══ Data records
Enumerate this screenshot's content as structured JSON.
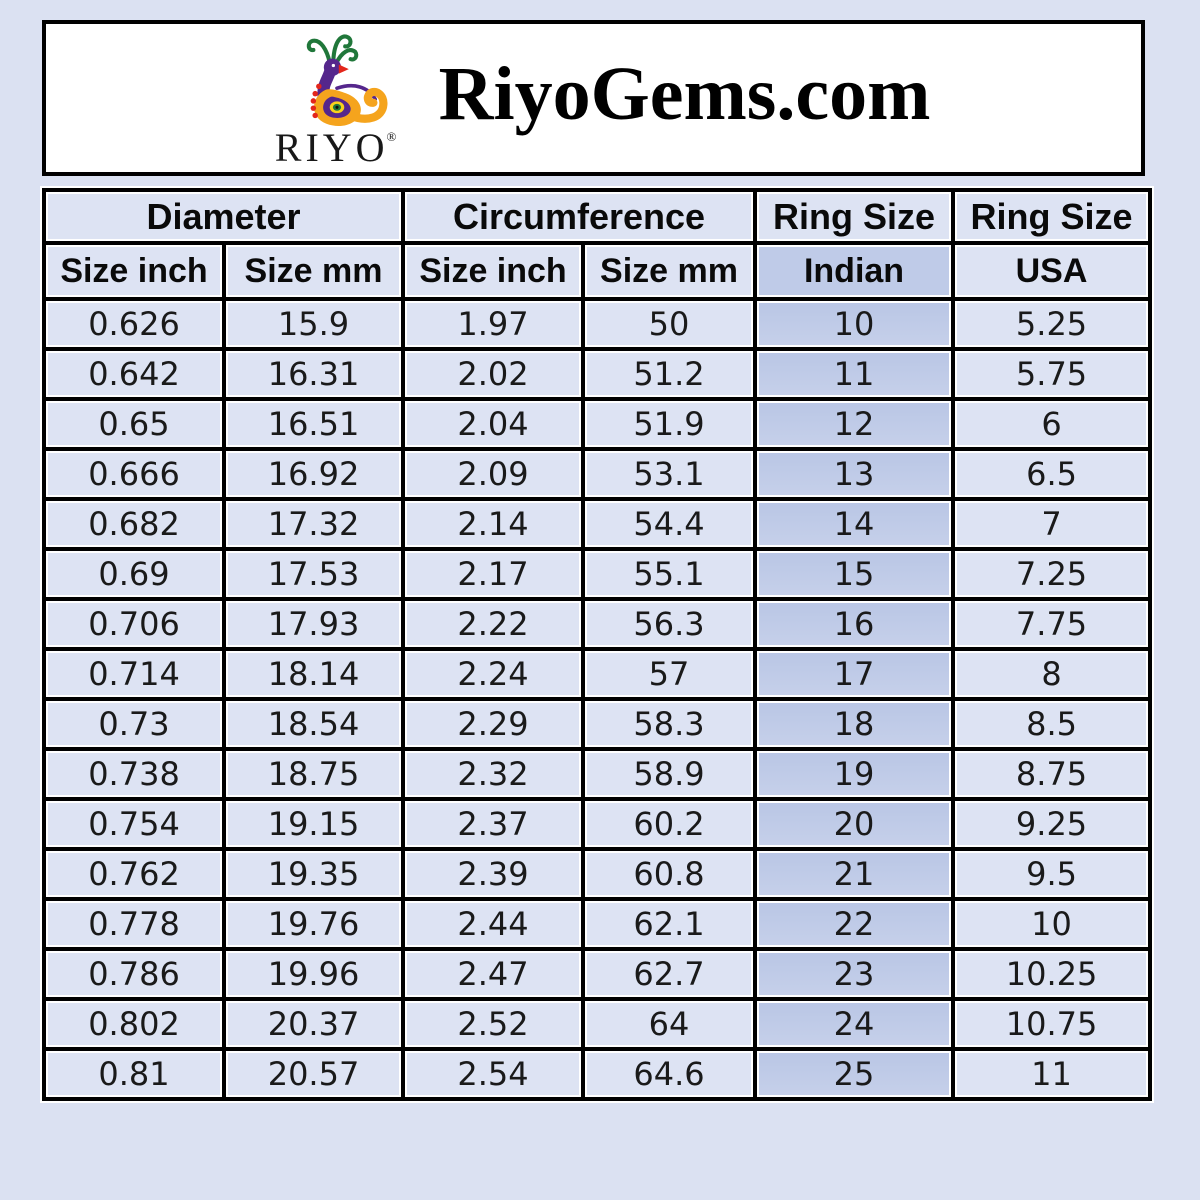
{
  "header": {
    "logo_text": "RIYO",
    "registered_mark": "®",
    "title": "RiyoGems.com"
  },
  "chart_data": {
    "type": "table",
    "title": "RiyoGems.com ring size conversion chart",
    "column_groups": [
      {
        "label": "Diameter",
        "span": 2
      },
      {
        "label": "Circumference",
        "span": 2
      },
      {
        "label": "Ring Size",
        "span": 1
      },
      {
        "label": "Ring Size",
        "span": 1
      }
    ],
    "sub_headers": [
      "Size inch",
      "Size mm",
      "Size inch",
      "Size mm",
      "Indian",
      "USA"
    ],
    "highlighted_column": "Indian",
    "rows": [
      [
        "0.626",
        "15.9",
        "1.97",
        "50",
        "10",
        "5.25"
      ],
      [
        "0.642",
        "16.31",
        "2.02",
        "51.2",
        "11",
        "5.75"
      ],
      [
        "0.65",
        "16.51",
        "2.04",
        "51.9",
        "12",
        "6"
      ],
      [
        "0.666",
        "16.92",
        "2.09",
        "53.1",
        "13",
        "6.5"
      ],
      [
        "0.682",
        "17.32",
        "2.14",
        "54.4",
        "14",
        "7"
      ],
      [
        "0.69",
        "17.53",
        "2.17",
        "55.1",
        "15",
        "7.25"
      ],
      [
        "0.706",
        "17.93",
        "2.22",
        "56.3",
        "16",
        "7.75"
      ],
      [
        "0.714",
        "18.14",
        "2.24",
        "57",
        "17",
        "8"
      ],
      [
        "0.73",
        "18.54",
        "2.29",
        "58.3",
        "18",
        "8.5"
      ],
      [
        "0.738",
        "18.75",
        "2.32",
        "58.9",
        "19",
        "8.75"
      ],
      [
        "0.754",
        "19.15",
        "2.37",
        "60.2",
        "20",
        "9.25"
      ],
      [
        "0.762",
        "19.35",
        "2.39",
        "60.8",
        "21",
        "9.5"
      ],
      [
        "0.778",
        "19.76",
        "2.44",
        "62.1",
        "22",
        "10"
      ],
      [
        "0.786",
        "19.96",
        "2.47",
        "62.7",
        "23",
        "10.25"
      ],
      [
        "0.802",
        "20.37",
        "2.52",
        "64",
        "24",
        "10.75"
      ],
      [
        "0.81",
        "20.57",
        "2.54",
        "64.6",
        "25",
        "11"
      ]
    ]
  },
  "colors": {
    "page_background": "#dbe1f2",
    "cell_background": "#dde3f3",
    "highlight_column_background": "#bfcbe8",
    "table_border": "#000000",
    "header_box_background": "#ffffff",
    "text": "#000000",
    "logo_purple": "#55268c",
    "logo_orange": "#f5a41d",
    "logo_green": "#20773a",
    "logo_red": "#e3261b",
    "logo_yellow": "#f8d21c"
  }
}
════
Copy out the listing exactly as it stands, but not the pictures.

Task solution
Enumerate this screenshot's content as structured JSON.
{
  "header": {
    "logo_text": "RIYO",
    "registered_mark": "®",
    "title": "RiyoGems.com"
  },
  "chart_data": {
    "type": "table",
    "title": "RiyoGems.com ring size conversion chart",
    "column_groups": [
      {
        "label": "Diameter",
        "span": 2
      },
      {
        "label": "Circumference",
        "span": 2
      },
      {
        "label": "Ring Size",
        "span": 1
      },
      {
        "label": "Ring Size",
        "span": 1
      }
    ],
    "sub_headers": [
      "Size inch",
      "Size mm",
      "Size inch",
      "Size mm",
      "Indian",
      "USA"
    ],
    "highlighted_column": "Indian",
    "rows": [
      [
        "0.626",
        "15.9",
        "1.97",
        "50",
        "10",
        "5.25"
      ],
      [
        "0.642",
        "16.31",
        "2.02",
        "51.2",
        "11",
        "5.75"
      ],
      [
        "0.65",
        "16.51",
        "2.04",
        "51.9",
        "12",
        "6"
      ],
      [
        "0.666",
        "16.92",
        "2.09",
        "53.1",
        "13",
        "6.5"
      ],
      [
        "0.682",
        "17.32",
        "2.14",
        "54.4",
        "14",
        "7"
      ],
      [
        "0.69",
        "17.53",
        "2.17",
        "55.1",
        "15",
        "7.25"
      ],
      [
        "0.706",
        "17.93",
        "2.22",
        "56.3",
        "16",
        "7.75"
      ],
      [
        "0.714",
        "18.14",
        "2.24",
        "57",
        "17",
        "8"
      ],
      [
        "0.73",
        "18.54",
        "2.29",
        "58.3",
        "18",
        "8.5"
      ],
      [
        "0.738",
        "18.75",
        "2.32",
        "58.9",
        "19",
        "8.75"
      ],
      [
        "0.754",
        "19.15",
        "2.37",
        "60.2",
        "20",
        "9.25"
      ],
      [
        "0.762",
        "19.35",
        "2.39",
        "60.8",
        "21",
        "9.5"
      ],
      [
        "0.778",
        "19.76",
        "2.44",
        "62.1",
        "22",
        "10"
      ],
      [
        "0.786",
        "19.96",
        "2.47",
        "62.7",
        "23",
        "10.25"
      ],
      [
        "0.802",
        "20.37",
        "2.52",
        "64",
        "24",
        "10.75"
      ],
      [
        "0.81",
        "20.57",
        "2.54",
        "64.6",
        "25",
        "11"
      ]
    ]
  },
  "colors": {
    "page_background": "#dbe1f2",
    "cell_background": "#dde3f3",
    "highlight_column_background": "#bfcbe8",
    "table_border": "#000000",
    "header_box_background": "#ffffff",
    "text": "#000000",
    "logo_purple": "#55268c",
    "logo_orange": "#f5a41d",
    "logo_green": "#20773a",
    "logo_red": "#e3261b",
    "logo_yellow": "#f8d21c"
  }
}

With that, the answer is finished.